• Excerpted records:
☆ ☆ ☆
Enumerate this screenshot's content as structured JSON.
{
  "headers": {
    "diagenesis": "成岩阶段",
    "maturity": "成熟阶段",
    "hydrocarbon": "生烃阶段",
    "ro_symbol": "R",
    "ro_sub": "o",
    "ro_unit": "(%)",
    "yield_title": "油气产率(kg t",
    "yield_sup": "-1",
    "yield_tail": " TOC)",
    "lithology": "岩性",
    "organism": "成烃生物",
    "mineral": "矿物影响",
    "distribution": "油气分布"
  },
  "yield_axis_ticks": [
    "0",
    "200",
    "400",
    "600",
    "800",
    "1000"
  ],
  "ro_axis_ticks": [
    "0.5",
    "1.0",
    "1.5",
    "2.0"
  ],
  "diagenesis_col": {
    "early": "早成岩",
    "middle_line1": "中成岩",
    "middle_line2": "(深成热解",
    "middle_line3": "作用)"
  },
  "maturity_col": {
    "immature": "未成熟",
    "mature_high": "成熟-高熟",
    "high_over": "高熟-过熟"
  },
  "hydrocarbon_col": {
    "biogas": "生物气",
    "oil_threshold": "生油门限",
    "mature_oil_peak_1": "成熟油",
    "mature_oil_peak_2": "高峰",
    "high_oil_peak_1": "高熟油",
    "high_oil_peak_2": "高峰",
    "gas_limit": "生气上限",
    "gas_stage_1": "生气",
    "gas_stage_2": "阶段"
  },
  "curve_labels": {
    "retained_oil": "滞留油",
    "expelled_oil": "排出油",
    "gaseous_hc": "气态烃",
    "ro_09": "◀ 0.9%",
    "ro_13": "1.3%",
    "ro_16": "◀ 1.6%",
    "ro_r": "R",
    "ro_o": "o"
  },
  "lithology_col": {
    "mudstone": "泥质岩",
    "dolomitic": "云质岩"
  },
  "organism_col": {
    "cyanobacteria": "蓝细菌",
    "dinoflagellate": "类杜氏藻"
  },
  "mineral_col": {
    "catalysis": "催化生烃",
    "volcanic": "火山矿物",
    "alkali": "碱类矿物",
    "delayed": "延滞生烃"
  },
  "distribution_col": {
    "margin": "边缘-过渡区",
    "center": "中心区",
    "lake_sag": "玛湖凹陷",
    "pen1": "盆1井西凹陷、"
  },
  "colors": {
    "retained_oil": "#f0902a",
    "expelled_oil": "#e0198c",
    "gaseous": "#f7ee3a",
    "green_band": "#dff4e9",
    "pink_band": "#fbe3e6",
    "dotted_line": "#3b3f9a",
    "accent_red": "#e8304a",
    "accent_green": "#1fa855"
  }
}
☆ ☆ ☆
Each record shown above must be printed once more, exactly.

• Result for this task:
Enumerate this screenshot's content as structured JSON.
{
  "headers": {
    "diagenesis": "成岩阶段",
    "maturity": "成熟阶段",
    "hydrocarbon": "生烃阶段",
    "ro_symbol": "R",
    "ro_sub": "o",
    "ro_unit": "(%)",
    "yield_title": "油气产率(kg t",
    "yield_sup": "-1",
    "yield_tail": " TOC)",
    "lithology": "岩性",
    "organism": "成烃生物",
    "mineral": "矿物影响",
    "distribution": "油气分布"
  },
  "yield_axis_ticks": [
    "0",
    "200",
    "400",
    "600",
    "800",
    "1000"
  ],
  "ro_axis_ticks": [
    "0.5",
    "1.0",
    "1.5",
    "2.0"
  ],
  "diagenesis_col": {
    "early": "早成岩",
    "middle_line1": "中成岩",
    "middle_line2": "(深成热解",
    "middle_line3": "作用)"
  },
  "maturity_col": {
    "immature": "未成熟",
    "mature_high": "成熟-高熟",
    "high_over": "高熟-过熟"
  },
  "hydrocarbon_col": {
    "biogas": "生物气",
    "oil_threshold": "生油门限",
    "mature_oil_peak_1": "成熟油",
    "mature_oil_peak_2": "高峰",
    "high_oil_peak_1": "高熟油",
    "high_oil_peak_2": "高峰",
    "gas_limit": "生气上限",
    "gas_stage_1": "生气",
    "gas_stage_2": "阶段"
  },
  "curve_labels": {
    "retained_oil": "滞留油",
    "expelled_oil": "排出油",
    "gaseous_hc": "气态烃",
    "ro_09": "◀ 0.9%",
    "ro_13": "1.3%",
    "ro_16": "◀ 1.6%",
    "ro_r": "R",
    "ro_o": "o"
  },
  "lithology_col": {
    "mudstone": "泥质岩",
    "dolomitic": "云质岩"
  },
  "organism_col": {
    "cyanobacteria": "蓝细菌",
    "dinoflagellate": "类杜氏藻"
  },
  "mineral_col": {
    "catalysis": "催化生烃",
    "volcanic": "火山矿物",
    "alkali": "碱类矿物",
    "delayed": "延滞生烃"
  },
  "distribution_col": {
    "margin": "边缘-过渡区",
    "center": "中心区",
    "lake_sag": "玛湖凹陷",
    "pen1": "盆1井西凹陷、"
  },
  "colors": {
    "retained_oil": "#f0902a",
    "expelled_oil": "#e0198c",
    "gaseous": "#f7ee3a",
    "green_band": "#dff4e9",
    "pink_band": "#fbe3e6",
    "dotted_line": "#3b3f9a",
    "accent_red": "#e8304a",
    "accent_green": "#1fa855"
  }
}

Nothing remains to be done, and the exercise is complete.